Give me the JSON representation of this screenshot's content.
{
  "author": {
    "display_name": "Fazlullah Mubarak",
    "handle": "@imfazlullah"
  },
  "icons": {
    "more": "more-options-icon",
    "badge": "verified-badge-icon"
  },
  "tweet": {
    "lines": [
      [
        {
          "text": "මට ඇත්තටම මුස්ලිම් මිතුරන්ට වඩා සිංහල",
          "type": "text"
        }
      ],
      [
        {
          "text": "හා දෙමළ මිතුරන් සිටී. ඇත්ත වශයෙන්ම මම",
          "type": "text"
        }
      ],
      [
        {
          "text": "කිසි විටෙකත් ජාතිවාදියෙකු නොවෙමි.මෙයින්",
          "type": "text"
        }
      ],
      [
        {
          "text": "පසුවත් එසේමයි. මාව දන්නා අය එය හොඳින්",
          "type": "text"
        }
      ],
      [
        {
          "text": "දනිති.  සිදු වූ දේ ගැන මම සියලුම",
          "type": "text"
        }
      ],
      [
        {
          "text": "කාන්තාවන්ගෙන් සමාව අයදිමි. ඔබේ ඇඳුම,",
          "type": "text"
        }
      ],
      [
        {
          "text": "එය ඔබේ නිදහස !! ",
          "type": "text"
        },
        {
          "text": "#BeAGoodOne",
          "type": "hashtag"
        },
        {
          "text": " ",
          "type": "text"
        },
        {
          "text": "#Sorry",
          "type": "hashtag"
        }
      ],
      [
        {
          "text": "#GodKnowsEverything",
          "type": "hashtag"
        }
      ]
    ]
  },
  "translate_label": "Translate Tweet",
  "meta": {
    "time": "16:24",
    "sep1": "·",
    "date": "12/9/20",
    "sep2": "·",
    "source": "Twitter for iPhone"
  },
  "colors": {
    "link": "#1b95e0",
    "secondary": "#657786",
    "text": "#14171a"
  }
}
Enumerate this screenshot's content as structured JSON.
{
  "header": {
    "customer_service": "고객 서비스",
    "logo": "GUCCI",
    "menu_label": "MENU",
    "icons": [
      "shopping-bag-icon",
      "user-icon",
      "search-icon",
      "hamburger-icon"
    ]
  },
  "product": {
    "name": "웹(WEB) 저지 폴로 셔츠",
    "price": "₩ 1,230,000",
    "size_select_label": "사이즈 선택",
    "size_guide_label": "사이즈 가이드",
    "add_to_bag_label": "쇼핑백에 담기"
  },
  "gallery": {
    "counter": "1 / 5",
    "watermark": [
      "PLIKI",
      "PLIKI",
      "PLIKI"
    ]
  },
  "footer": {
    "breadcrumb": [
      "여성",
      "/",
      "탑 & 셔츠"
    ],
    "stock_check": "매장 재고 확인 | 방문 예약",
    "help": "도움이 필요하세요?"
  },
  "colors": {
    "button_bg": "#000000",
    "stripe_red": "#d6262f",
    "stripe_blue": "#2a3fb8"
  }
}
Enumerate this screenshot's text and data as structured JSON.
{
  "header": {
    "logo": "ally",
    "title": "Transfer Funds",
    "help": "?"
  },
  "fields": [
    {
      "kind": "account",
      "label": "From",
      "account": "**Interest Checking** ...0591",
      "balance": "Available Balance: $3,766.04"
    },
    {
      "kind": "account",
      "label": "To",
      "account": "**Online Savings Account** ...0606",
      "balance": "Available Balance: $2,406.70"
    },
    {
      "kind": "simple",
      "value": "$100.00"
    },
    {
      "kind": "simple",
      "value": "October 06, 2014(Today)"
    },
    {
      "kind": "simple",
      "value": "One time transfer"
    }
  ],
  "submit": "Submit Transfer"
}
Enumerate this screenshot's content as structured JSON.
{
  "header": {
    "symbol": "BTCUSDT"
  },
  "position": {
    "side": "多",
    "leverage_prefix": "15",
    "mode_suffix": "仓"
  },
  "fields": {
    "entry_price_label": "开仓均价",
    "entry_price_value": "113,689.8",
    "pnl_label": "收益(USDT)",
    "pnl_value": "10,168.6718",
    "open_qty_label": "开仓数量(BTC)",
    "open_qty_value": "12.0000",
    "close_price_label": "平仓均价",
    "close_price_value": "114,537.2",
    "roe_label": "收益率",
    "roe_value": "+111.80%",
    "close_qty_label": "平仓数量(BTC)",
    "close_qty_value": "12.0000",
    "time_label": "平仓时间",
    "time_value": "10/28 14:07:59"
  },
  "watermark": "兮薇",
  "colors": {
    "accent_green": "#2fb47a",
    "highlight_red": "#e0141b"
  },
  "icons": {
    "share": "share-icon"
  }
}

------------------------------------

Recopy the entries above exactly, with every line included.

Give me the JSON representation of this screenshot's content.
{
  "author": {
    "display_name": "Fazlullah Mubarak",
    "handle": "@imfazlullah"
  },
  "icons": {
    "more": "more-options-icon",
    "badge": "verified-badge-icon"
  },
  "tweet": {
    "lines": [
      [
        {
          "text": "මට ඇත්තටම මුස්ලිම් මිතුරන්ට වඩා සිංහල",
          "type": "text"
        }
      ],
      [
        {
          "text": "හා දෙමළ මිතුරන් සිටී. ඇත්ත වශයෙන්ම මම",
          "type": "text"
        }
      ],
      [
        {
          "text": "කිසි විටෙකත් ජාතිවාදියෙකු නොවෙමි.මෙයින්",
          "type": "text"
        }
      ],
      [
        {
          "text": "පසුවත් එසේමයි. මාව දන්නා අය එය හොඳින්",
          "type": "text"
        }
      ],
      [
        {
          "text": "දනිති.  සිදු වූ දේ ගැන මම සියලුම",
          "type": "text"
        }
      ],
      [
        {
          "text": "කාන්තාවන්ගෙන් සමාව අයදිමි. ඔබේ ඇඳුම,",
          "type": "text"
        }
      ],
      [
        {
          "text": "එය ඔබේ නිදහස !! ",
          "type": "text"
        },
        {
          "text": "#BeAGoodOne",
          "type": "hashtag"
        },
        {
          "text": " ",
          "type": "text"
        },
        {
          "text": "#Sorry",
          "type": "hashtag"
        }
      ],
      [
        {
          "text": "#GodKnowsEverything",
          "type": "hashtag"
        }
      ]
    ]
  },
  "translate_label": "Translate Tweet",
  "meta": {
    "time": "16:24",
    "sep1": "·",
    "date": "12/9/20",
    "sep2": "·",
    "source": "Twitter for iPhone"
  },
  "colors": {
    "link": "#1b95e0",
    "secondary": "#657786",
    "text": "#14171a"
  }
}
Enumerate this screenshot's content as structured JSON.
{
  "header": {
    "customer_service": "고객 서비스",
    "logo": "GUCCI",
    "menu_label": "MENU",
    "icons": [
      "shopping-bag-icon",
      "user-icon",
      "search-icon",
      "hamburger-icon"
    ]
  },
  "product": {
    "name": "웹(WEB) 저지 폴로 셔츠",
    "price": "₩ 1,230,000",
    "size_select_label": "사이즈 선택",
    "size_guide_label": "사이즈 가이드",
    "add_to_bag_label": "쇼핑백에 담기"
  },
  "gallery": {
    "counter": "1 / 5",
    "watermark": [
      "PLIKI",
      "PLIKI",
      "PLIKI"
    ]
  },
  "footer": {
    "breadcrumb": [
      "여성",
      "/",
      "탑 & 셔츠"
    ],
    "stock_check": "매장 재고 확인 | 방문 예약",
    "help": "도움이 필요하세요?"
  },
  "colors": {
    "button_bg": "#000000",
    "stripe_red": "#d6262f",
    "stripe_blue": "#2a3fb8"
  }
}
Enumerate this screenshot's text and data as structured JSON.
{
  "header": {
    "logo": "ally",
    "title": "Transfer Funds",
    "help": "?"
  },
  "fields": [
    {
      "kind": "account",
      "label": "From",
      "account": "**Interest Checking** ...0591",
      "balance": "Available Balance: $3,766.04"
    },
    {
      "kind": "account",
      "label": "To",
      "account": "**Online Savings Account** ...0606",
      "balance": "Available Balance: $2,406.70"
    },
    {
      "kind": "simple",
      "value": "$100.00"
    },
    {
      "kind": "simple",
      "value": "October 06, 2014(Today)"
    },
    {
      "kind": "simple",
      "value": "One time transfer"
    }
  ],
  "submit": "Submit Transfer"
}
Enumerate this screenshot's content as structured JSON.
{
  "header": {
    "symbol": "BTCUSDT"
  },
  "position": {
    "side": "多",
    "leverage_prefix": "15",
    "mode_suffix": "仓"
  },
  "fields": {
    "entry_price_label": "开仓均价",
    "entry_price_value": "113,689.8",
    "pnl_label": "收益(USDT)",
    "pnl_value": "10,168.6718",
    "open_qty_label": "开仓数量(BTC)",
    "open_qty_value": "12.0000",
    "close_price_label": "平仓均价",
    "close_price_value": "114,537.2",
    "roe_label": "收益率",
    "roe_value": "+111.80%",
    "close_qty_label": "平仓数量(BTC)",
    "close_qty_value": "12.0000",
    "time_label": "平仓时间",
    "time_value": "10/28 14:07:59"
  },
  "watermark": "兮薇",
  "colors": {
    "accent_green": "#2fb47a",
    "highlight_red": "#e0141b"
  },
  "icons": {
    "share": "share-icon"
  }
}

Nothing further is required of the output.